[Layout annotation data]
## BEGIN

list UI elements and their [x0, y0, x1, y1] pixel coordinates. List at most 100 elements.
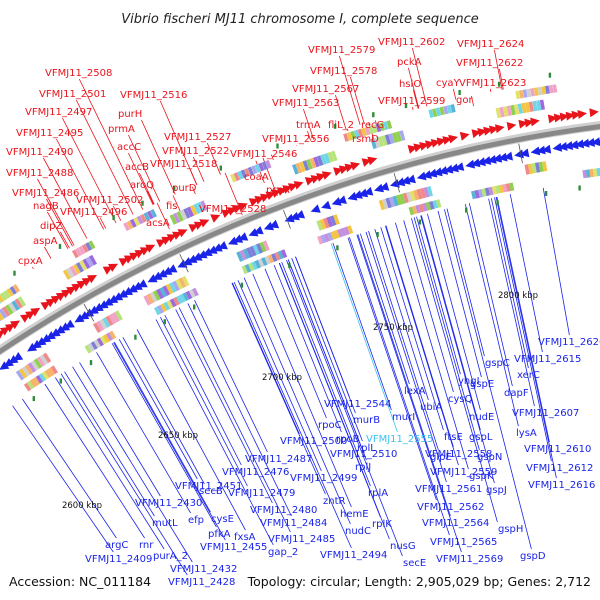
scale-tick-line-2 [283, 209, 291, 229]
reverse-gene-arrow-80 [503, 151, 513, 161]
cog-block-t2-37 [256, 243, 264, 254]
cog-block-t1-14 [81, 244, 89, 253]
gene-label-rev-8: VFMJ11_2487 [245, 454, 312, 465]
cog-block-t0-62 [536, 100, 542, 111]
cog-block-t1-37 [343, 133, 349, 142]
cog-block-t2-5 [30, 360, 40, 371]
cog-block-t3-71 [495, 185, 501, 194]
cog-block-t2-8 [39, 354, 49, 365]
cog-block-t3-11 [87, 343, 95, 352]
forward-gene-arrow-40 [237, 202, 248, 212]
leader-line-rev-70 [444, 209, 532, 550]
cog-block-t0-9 [14, 298, 23, 309]
cog-block-t2-44 [329, 215, 337, 226]
cog-block-t0-38 [320, 154, 327, 165]
leader-line-rev-46 [368, 230, 439, 451]
reverse-gene-arrow-46 [263, 221, 274, 231]
gene-label-rev-35: gspE [470, 379, 494, 390]
gene-label-rev-10: VFMJ11_2499 [290, 473, 357, 484]
gene-label-rev-48: gspN [477, 452, 502, 463]
gene-label-rev-7: VFMJ11_2610 [524, 444, 591, 455]
cog-block-t1-57 [515, 90, 521, 100]
leader-line-fwd-2 [494, 49, 503, 90]
gene-label-fwd-6: VFMJ11_2508 [45, 68, 112, 79]
gene-label-rev-16: VFMJ11_2616 [528, 480, 595, 491]
gene-label-fwd-12: VFMJ11_2497 [25, 107, 92, 118]
forward-gene-arrow-7 [20, 314, 31, 323]
gene-label-fwd-3: VFMJ11_2578 [310, 66, 377, 77]
cog-block-t2-10 [93, 322, 102, 333]
gene-label-rev-68: gap_2 [268, 547, 298, 558]
cog-block-t0-44 [377, 136, 384, 147]
cog-block-t3-30 [188, 289, 196, 298]
cog-block-t1-44 [368, 125, 375, 135]
track-mark-3 [112, 215, 115, 221]
cog-block-t2-51 [395, 194, 403, 206]
cog-block-t1-24 [146, 210, 154, 220]
cog-block-t2-63 [531, 162, 537, 174]
reverse-gene-arrow-69 [438, 166, 449, 175]
cog-block-t0-15 [75, 262, 84, 273]
leader-line-rev-41 [264, 268, 327, 419]
cog-block-t3-58 [418, 203, 425, 213]
cog-block-t0-27 [193, 203, 201, 214]
cog-block-t1-64 [541, 86, 547, 95]
cog-block-t0-17 [82, 258, 91, 269]
reverse-gene-arrow-44 [248, 228, 259, 237]
gene-label-rev-43: lysA [516, 428, 537, 439]
gene-label-rev-44: ftsE [444, 432, 463, 443]
forward-gene-arrow-13 [55, 292, 66, 302]
cog-block-t2-18 [143, 295, 152, 306]
gene-label-rev-13: VFMJ11_2451 [175, 481, 242, 492]
reverse-gene-arrow-18 [98, 300, 109, 309]
leader-line-fwd-12 [62, 117, 117, 224]
gene-label-fwd-28: gor [456, 95, 473, 106]
reverse-gene-arrow-83 [530, 146, 541, 156]
leader-line-rev-35 [437, 210, 482, 378]
cog-block-t2-38 [259, 241, 267, 253]
forward-gene-arrow-53 [321, 171, 332, 180]
cog-block-t2-22 [156, 288, 164, 300]
gene-label-fwd-16: VFMJ11_2556 [262, 134, 329, 145]
gene-label-fwd-23: VFMJ11_2496 [60, 207, 127, 218]
track-mark-28 [578, 185, 581, 191]
gene-label-fwd-36: accB [125, 162, 149, 173]
cog-block-t3-29 [185, 290, 193, 300]
reverse-gene-arrow-71 [449, 163, 459, 173]
cog-block-t3-41 [271, 253, 278, 262]
forward-gene-arrow-79 [553, 113, 564, 123]
cog-block-t3-45 [317, 235, 324, 245]
cog-block-t1-12 [75, 247, 83, 257]
forward-gene-arrow-83 [577, 110, 587, 119]
reverse-gene-arrow-64 [406, 174, 416, 184]
leader-line-fwd-37 [147, 190, 155, 205]
cog-block-t1-58 [519, 90, 524, 99]
cog-block-t3-40 [267, 254, 275, 264]
gene-label-rev-37: cysQ [448, 394, 473, 405]
forward-gene-arrow-20 [102, 266, 113, 275]
reverse-gene-arrow-6 [36, 337, 47, 346]
forward-gene-arrow-80 [559, 112, 570, 122]
cog-block-t3-37 [257, 258, 265, 268]
cog-block-t3-28 [182, 292, 190, 301]
cog-block-t3-52 [340, 227, 347, 237]
cog-block-t2-2 [21, 366, 31, 377]
leader-line-rev-12 [494, 197, 552, 462]
cog-block-t1-60 [526, 88, 532, 98]
cog-block-t2-64 [535, 162, 541, 173]
leader-line-rev-50 [287, 259, 367, 461]
gene-label-rev-52: secB [199, 486, 223, 497]
cog-block-t3-8 [47, 367, 55, 376]
cog-block-t2-0 [15, 370, 25, 381]
gene-label-rev-2: VFMJ11_2544 [324, 399, 391, 410]
reverse-gene-arrow-66 [422, 170, 432, 179]
reverse-gene-arrow-50 [295, 210, 306, 219]
reverse-gene-arrow-91 [580, 138, 590, 148]
gene-label-fwd-17: VFMJ11_2490 [6, 147, 73, 158]
forward-gene-arrow-3 [0, 330, 5, 339]
track-mark-1 [13, 270, 16, 276]
reverse-gene-arrow-30 [162, 266, 173, 275]
cog-block-t0-53 [502, 106, 509, 117]
map-title: Vibrio fischeri MJ11 chromosome I, compl… [121, 12, 479, 27]
forward-gene-arrow-16 [71, 283, 82, 293]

## END

Requirements:
Copy the records word for word, starting at the line that contains "scale-tick-line-2 [283, 209, 291, 229]" and ending after the line that contains "cog-block-t2-5 [30, 360, 40, 371]".

Solution to this problem:
scale-tick-line-2 [283, 209, 291, 229]
reverse-gene-arrow-80 [503, 151, 513, 161]
cog-block-t2-37 [256, 243, 264, 254]
cog-block-t1-14 [81, 244, 89, 253]
gene-label-rev-8: VFMJ11_2487 [245, 454, 312, 465]
cog-block-t0-62 [536, 100, 542, 111]
cog-block-t1-37 [343, 133, 349, 142]
cog-block-t2-5 [30, 360, 40, 371]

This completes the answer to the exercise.